**Stored records:**

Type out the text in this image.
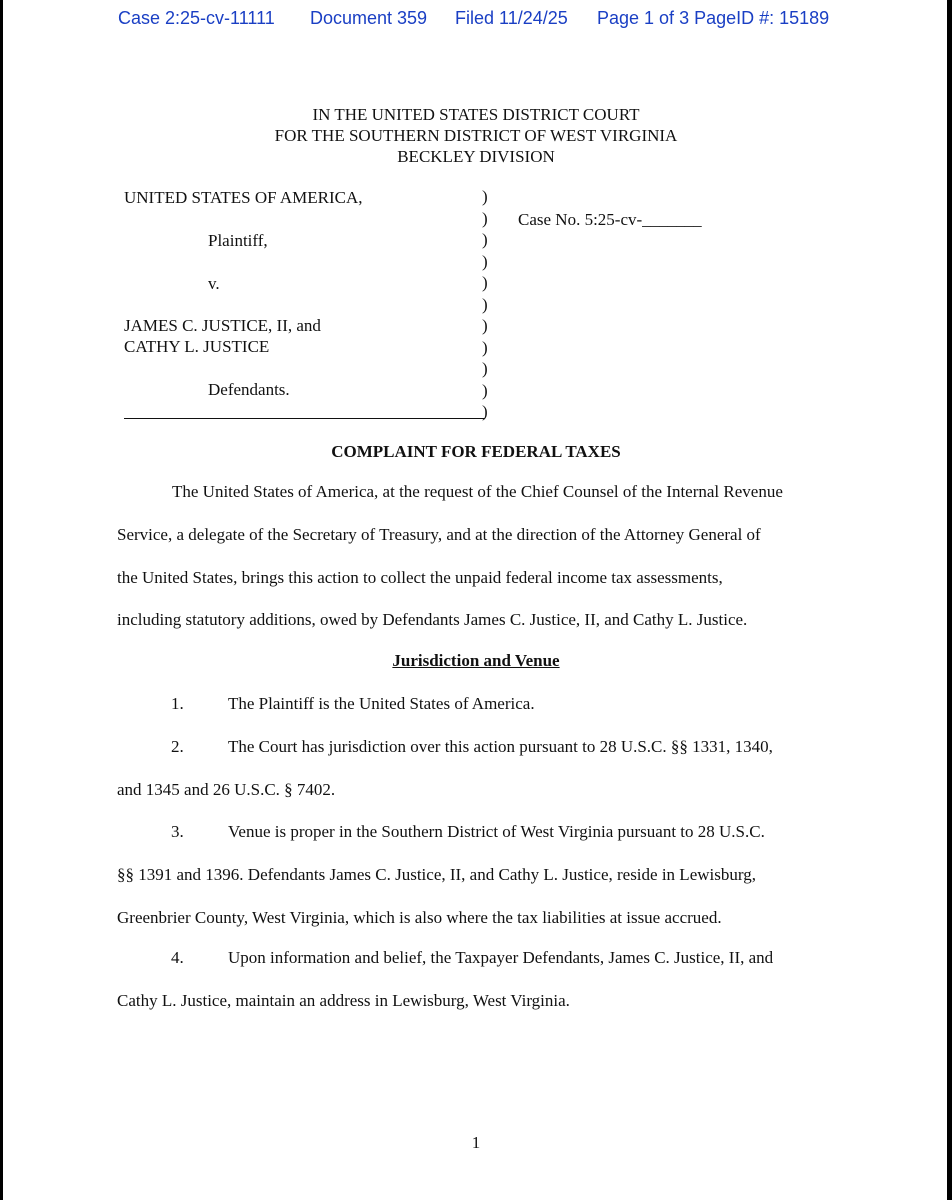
Case 2:25-cv-11111 Document 359 Filed 11/24/25 Page 1 of 3 PageID #: 15189
IN THE UNITED STATES DISTRICT COURT
FOR THE SOUTHERN DISTRICT OF WEST VIRGINIA
BECKLEY DIVISION
UNITED STATES OF AMERICA,
Plaintiff,
v.
JAMES C. JUSTICE, II, and
CATHY L. JUSTICE
Defendants.
Case No. 5:25-cv-_______
)
)
)
)
)
)
)
)
)
)
)
COMPLAINT FOR FEDERAL TAXES
The United States of America, at the request of the Chief Counsel of the Internal Revenue
Service, a delegate of the Secretary of Treasury, and at the direction of the Attorney General of
the United States, brings this action to collect the unpaid federal income tax assessments,
including statutory additions, owed by Defendants James C. Justice, II, and Cathy L. Justice.
Jurisdiction and Venue
1.	The Plaintiff is the United States of America.
2.	The Court has jurisdiction over this action pursuant to 28 U.S.C. §§ 1331, 1340,
and 1345 and 26 U.S.C. § 7402.
3.	Venue is proper in the Southern District of West Virginia pursuant to 28 U.S.C.
§§ 1391 and 1396. Defendants James C. Justice, II, and Cathy L. Justice, reside in Lewisburg,
Greenbrier County, West Virginia, which is also where the tax liabilities at issue accrued.
4.	Upon information and belief, the Taxpayer Defendants, James C. Justice, II, and
Cathy L. Justice, maintain an address in Lewisburg, West Virginia.
1
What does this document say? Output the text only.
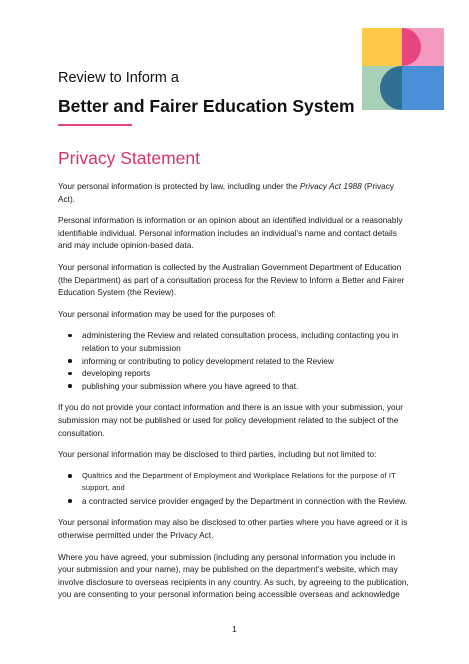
Review to Inform a
Better and Fairer Education System
Privacy Statement

Your personal information is protected by law, including under the Privacy Act 1988 (Privacy Act).

Personal information is information or an opinion about an identified individual or a reasonably identifiable individual. Personal information includes an individual’s name and contact details and may include opinion-based data.

Your personal information is collected by the Australian Government Department of Education (the Department) as part of a consultation process for the Review to Inform a Better and Fairer Education System (the Review).

Your personal information may be used for the purposes of:

administering the Review and related consultation process, including contacting you in relation to your submission
informing or contributing to policy development related to the Review
developing reports
publishing your submission where you have agreed to that.

If you do not provide your contact information and there is an issue with your submission, your submission may not be published or used for policy development related to the subject of the consultation.

Your personal information may be disclosed to third parties, including but not limited to:

Qualtrics and the Department of Employment and Workplace Relations for the purpose of IT support, and
a contracted service provider engaged by the Department in connection with the Review.

Your personal information may also be disclosed to other parties where you have agreed or it is otherwise permitted under the Privacy Act.

Where you have agreed, your submission (including any personal information you include in your submission and your name), may be published on the department’s website, which may involve disclosure to overseas recipients in any country. As such, by agreeing to the publication, you are consenting to your personal information being accessible overseas and acknowledge

1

**Given exercise:**
Set down all the data again exactly as above, pictures excluded.

**Solved exercise:**
Type out the text in this image.
Case 2:25-cv-11111 Document 359 Filed 11/24/25 Page 1 of 3 PageID #: 15189
IN THE UNITED STATES DISTRICT COURT
FOR THE SOUTHERN DISTRICT OF WEST VIRGINIA
BECKLEY DIVISION
UNITED STATES OF AMERICA,
Plaintiff,
v.
JAMES C. JUSTICE, II, and
CATHY L. JUSTICE
Defendants.
Case No. 5:25-cv-_______
)
)
)
)
)
)
)
)
)
)
)
COMPLAINT FOR FEDERAL TAXES
The United States of America, at the request of the Chief Counsel of the Internal Revenue
Service, a delegate of the Secretary of Treasury, and at the direction of the Attorney General of
the United States, brings this action to collect the unpaid federal income tax assessments,
including statutory additions, owed by Defendants James C. Justice, II, and Cathy L. Justice.
Jurisdiction and Venue
1.	The Plaintiff is the United States of America.
2.	The Court has jurisdiction over this action pursuant to 28 U.S.C. §§ 1331, 1340,
and 1345 and 26 U.S.C. § 7402.
3.	Venue is proper in the Southern District of West Virginia pursuant to 28 U.S.C.
§§ 1391 and 1396. Defendants James C. Justice, II, and Cathy L. Justice, reside in Lewisburg,
Greenbrier County, West Virginia, which is also where the tax liabilities at issue accrued.
4.	Upon information and belief, the Taxpayer Defendants, James C. Justice, II, and
Cathy L. Justice, maintain an address in Lewisburg, West Virginia.
1
What does this document say? Output the text only.
Review to Inform a
Better and Fairer Education System
Privacy Statement

Your personal information is protected by law, including under the Privacy Act 1988 (Privacy Act).

Personal information is information or an opinion about an identified individual or a reasonably identifiable individual. Personal information includes an individual’s name and contact details and may include opinion-based data.

Your personal information is collected by the Australian Government Department of Education (the Department) as part of a consultation process for the Review to Inform a Better and Fairer Education System (the Review).

Your personal information may be used for the purposes of:

administering the Review and related consultation process, including contacting you in relation to your submission
informing or contributing to policy development related to the Review
developing reports
publishing your submission where you have agreed to that.

If you do not provide your contact information and there is an issue with your submission, your submission may not be published or used for policy development related to the subject of the consultation.

Your personal information may be disclosed to third parties, including but not limited to:

Qualtrics and the Department of Employment and Workplace Relations for the purpose of IT support, and
a contracted service provider engaged by the Department in connection with the Review.

Your personal information may also be disclosed to other parties where you have agreed or it is otherwise permitted under the Privacy Act.

Where you have agreed, your submission (including any personal information you include in your submission and your name), may be published on the department’s website, which may involve disclosure to overseas recipients in any country. As such, by agreeing to the publication, you are consenting to your personal information being accessible overseas and acknowledge

1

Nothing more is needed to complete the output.